■ Task statement
Look through the listing for the word "text". Copy each line that has it.

---------- Data supplied ----------

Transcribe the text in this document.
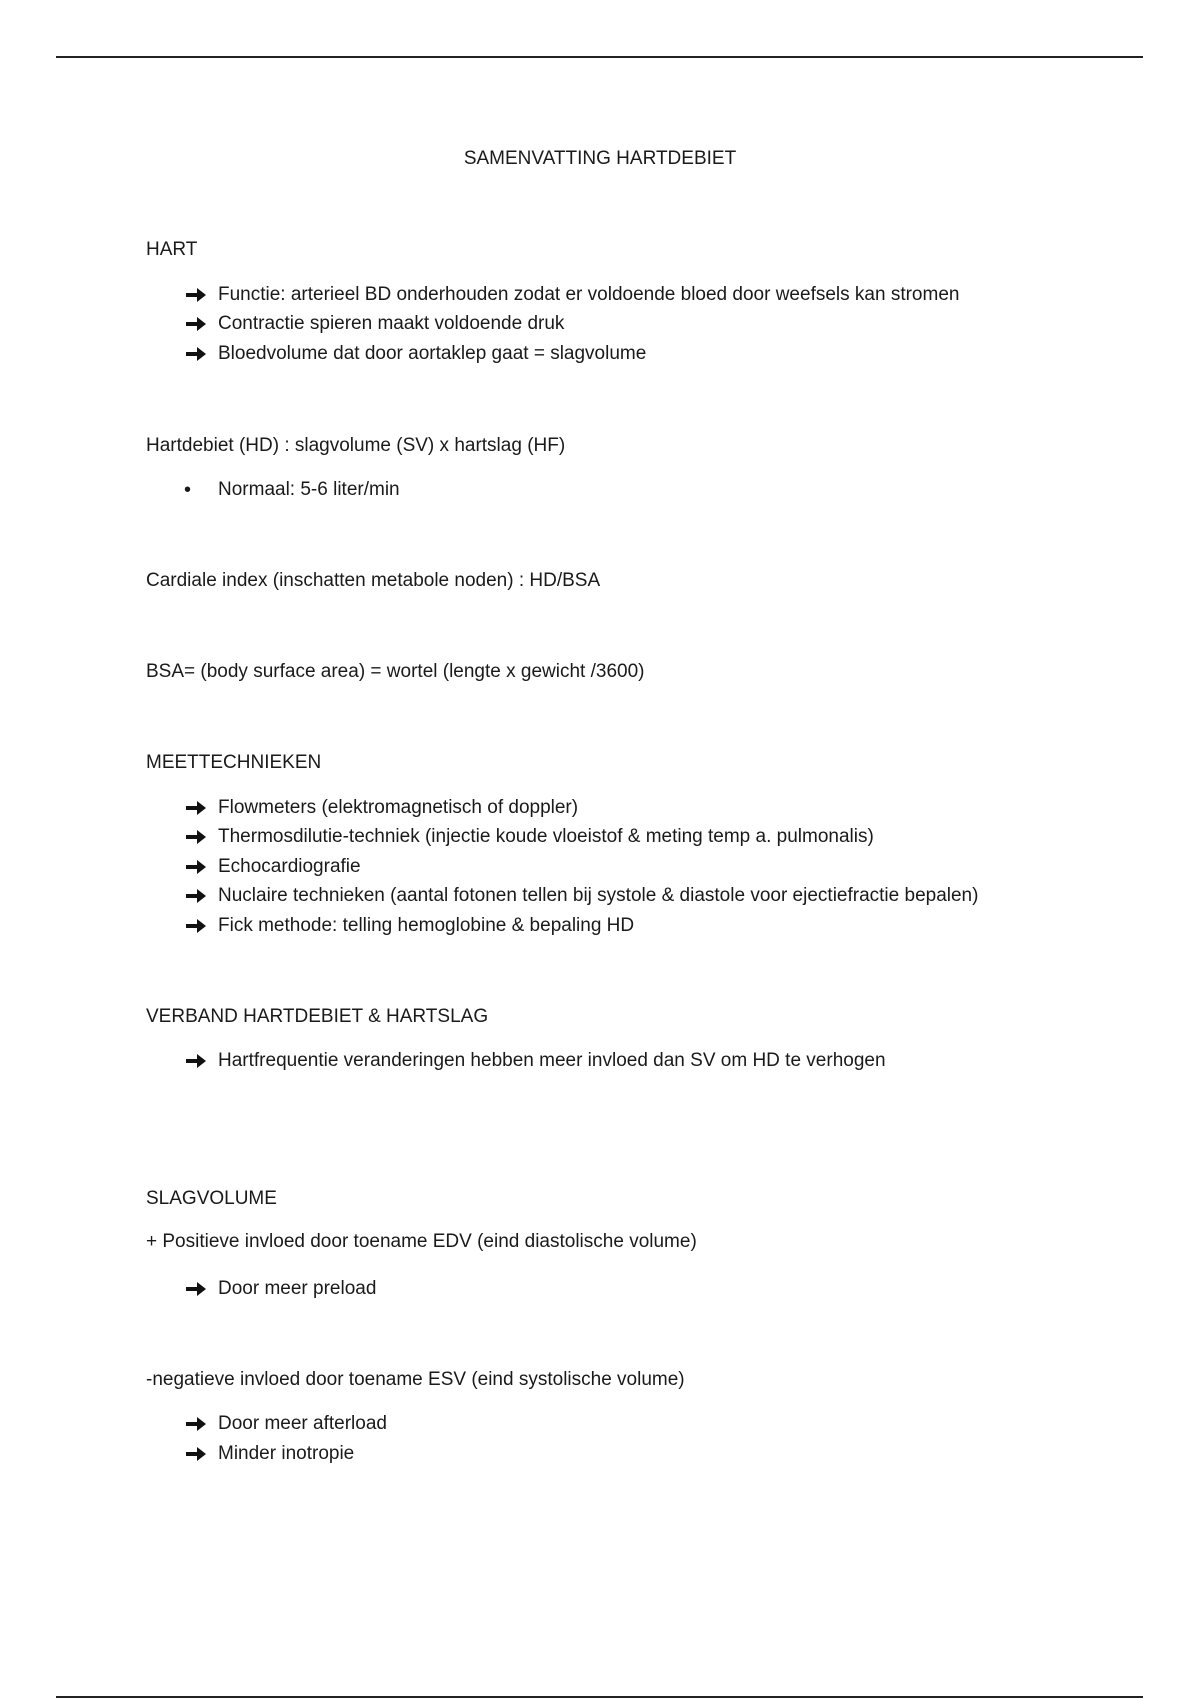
SAMENVATTING HARTDEBIET
HART
Functie: arterieel BD onderhouden zodat er voldoende bloed door weefsels kan stromen
Contractie spieren maakt voldoende druk
Bloedvolume dat door aortaklep gaat = slagvolume
Hartdebiet (HD) : slagvolume (SV) x hartslag (HF)
•	Normaal: 5-6 liter/min
Cardiale index (inschatten metabole noden) : HD/BSA
BSA= (body surface area) = wortel (lengte x gewicht /3600)
MEETTECHNIEKEN
Flowmeters (elektromagnetisch of doppler)
Thermosdilutie-techniek (injectie koude vloeistof & meting temp a. pulmonalis)
Echocardiografie
Nuclaire technieken (aantal fotonen tellen bij systole & diastole voor ejectiefractie bepalen)
Fick methode: telling hemoglobine & bepaling HD
VERBAND HARTDEBIET & HARTSLAG
Hartfrequentie veranderingen hebben meer invloed dan SV om HD te verhogen
SLAGVOLUME
+ Positieve invloed door toename EDV (eind diastolische volume)
Door meer preload
-negatieve invloed door toename ESV (eind systolische volume)
Door meer afterload
Minder inotropie
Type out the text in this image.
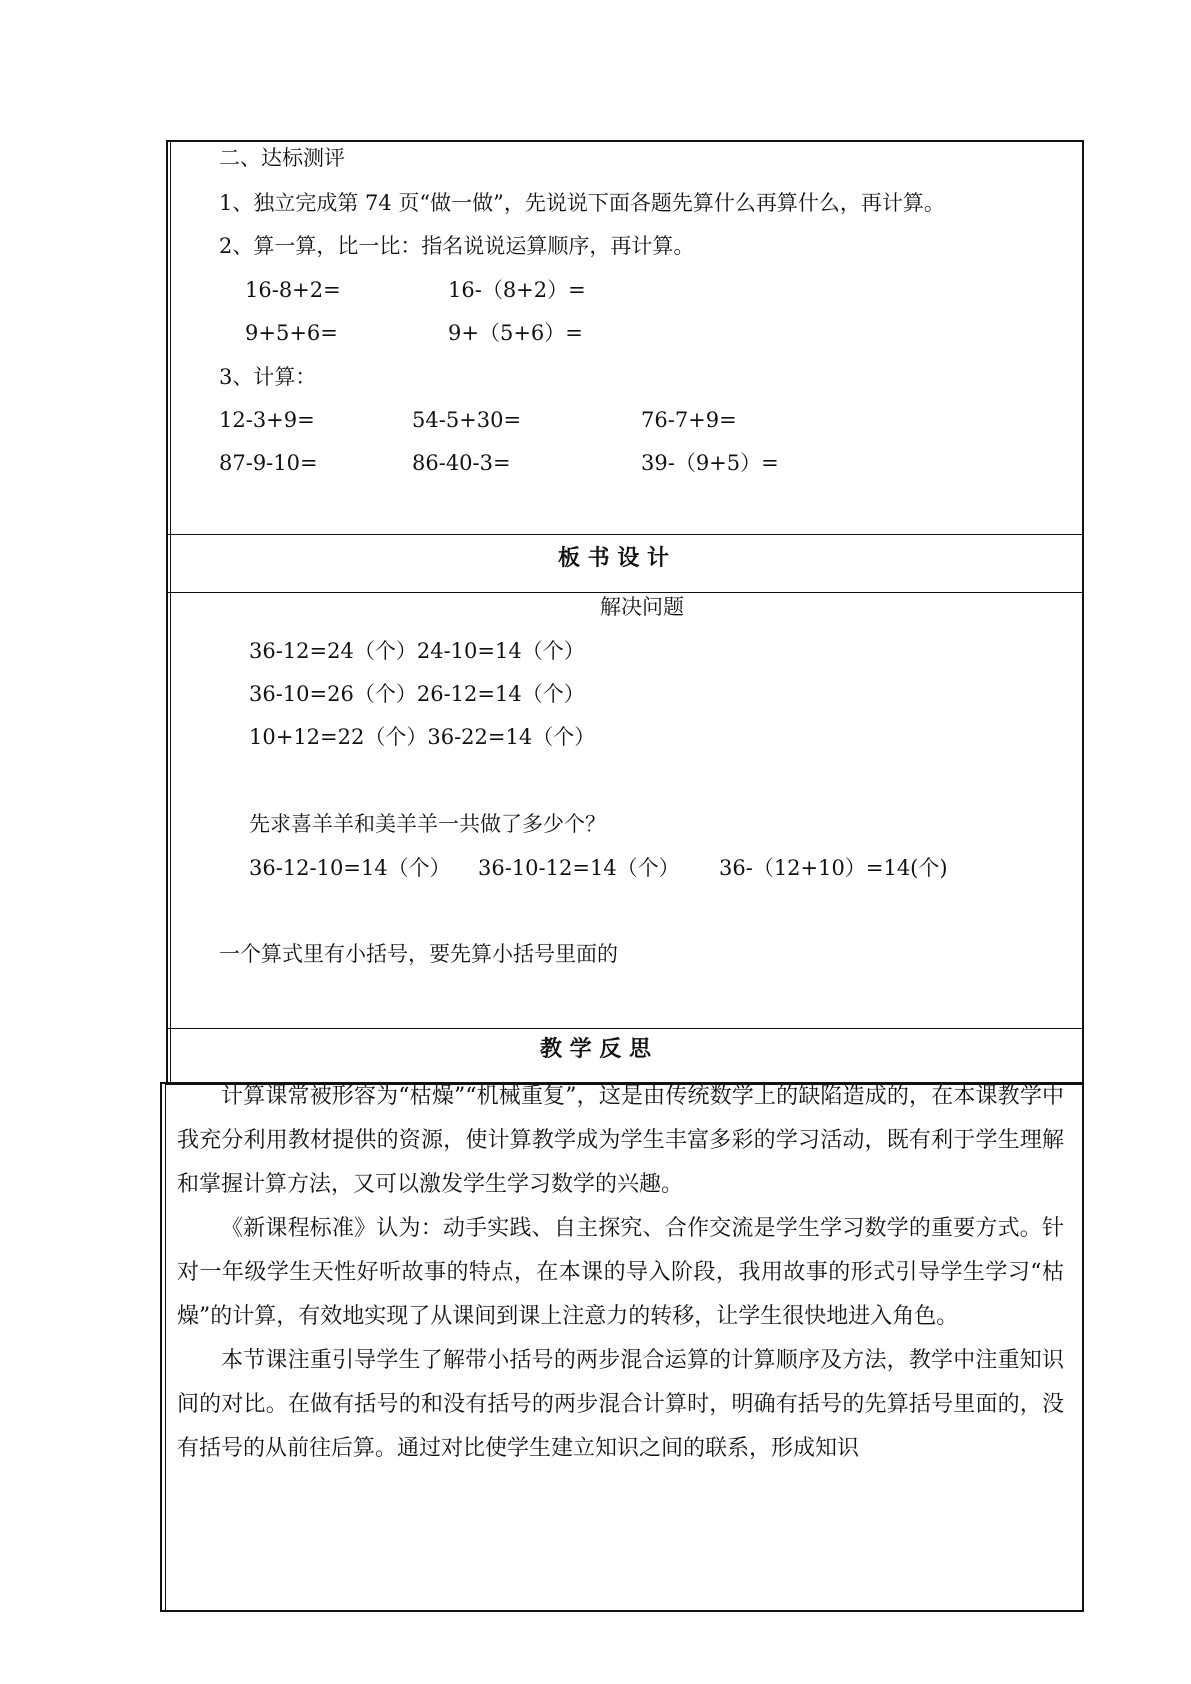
二、达标测评
1、独立完成第 74 页“做一做”，先说说下面各题先算什么再算什么，再计算。
2、算一算，比一比：指名说说运算顺序，再计算。
16-8+2=	16-（8+2）=
9+5+6=	9+（5+6）=
3、计算：
12-3+9=	54-5+30=	76-7+9=
87-9-10=	86-40-3=	39-（9+5）=
板 书 设 计
解决问题
36-12=24（个）24-10=14（个）
36-10=26（个）26-12=14（个）
10+12=22（个）36-22=14（个）
先求喜羊羊和美羊羊一共做了多少个？
36-12-10=14（个） 36-10-12=14（个） 36-（12+10）=14(个)
一个算式里有小括号，要先算小括号里面的
教 学 反 思

计算课常被形容为“枯燥”“机械重复”，这是由传统数学上的缺陷造成的，在本课教学中我充分利用教材提供的资源，使计算教学成为学生丰富多彩的学习活动，既有利于学生理解和掌握计算方法，又可以激发学生学习数学的兴趣。

《新课程标准》认为：动手实践、自主探究、合作交流是学生学习数学的重要方式。针对一年级学生天性好听故事的特点，在本课的导入阶段，我用故事的形式引导学生学习“枯燥”的计算，有效地实现了从课间到课上注意力的转移，让学生很快地进入角色。

本节课注重引导学生了解带小括号的两步混合运算的计算顺序及方法，教学中注重知识间的对比。在做有括号的和没有括号的两步混合计算时，明确有括号的先算括号里面的，没有括号的从前往后算。通过对比使学生建立知识之间的联系，形成知识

----------

■ Answer in full
Transcribe the text in this document.
Type out the text in this image.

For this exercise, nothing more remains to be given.